Given task:
Skip the pictures and extract all of the lines exactly as written.

[Stored data entries]
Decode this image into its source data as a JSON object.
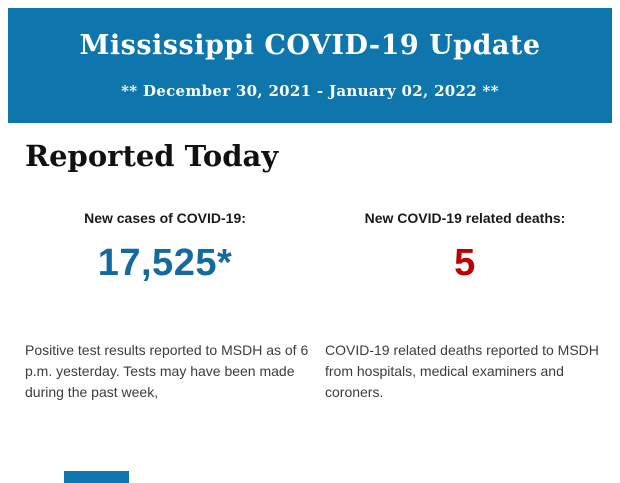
{
  "header": {
    "title": "Mississippi COVID-19 Update",
    "subtitle": "** December 30, 2021 - January 02, 2022 **",
    "background_color": "#0e76ad",
    "text_color": "#ffffff"
  },
  "main": {
    "section_title": "Reported Today",
    "stats": [
      {
        "label": "New cases of COVID-19:",
        "value": "17,525*",
        "value_color": "#14699f",
        "description": "Positive test results reported to MSDH as of 6 p.m. yesterday. Tests may have been made during the past week,"
      },
      {
        "label": "New COVID-19 related deaths:",
        "value": "5",
        "value_color": "#c00000",
        "description": "COVID-19 related deaths reported to MSDH from hospitals, medical examiners and coroners."
      }
    ]
  },
  "footer": {
    "partial_element_color": "#0e76ad"
  }
}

Task output:
Decode this image into its source data as a JSON object.
{
  "header": {
    "title": "Mississippi COVID-19 Update",
    "subtitle": "** December 30, 2021 - January 02, 2022 **",
    "background_color": "#0e76ad",
    "text_color": "#ffffff"
  },
  "main": {
    "section_title": "Reported Today",
    "stats": [
      {
        "label": "New cases of COVID-19:",
        "value": "17,525*",
        "value_color": "#14699f",
        "description": "Positive test results reported to MSDH as of 6 p.m. yesterday. Tests may have been made during the past week,"
      },
      {
        "label": "New COVID-19 related deaths:",
        "value": "5",
        "value_color": "#c00000",
        "description": "COVID-19 related deaths reported to MSDH from hospitals, medical examiners and coroners."
      }
    ]
  },
  "footer": {
    "partial_element_color": "#0e76ad"
  }
}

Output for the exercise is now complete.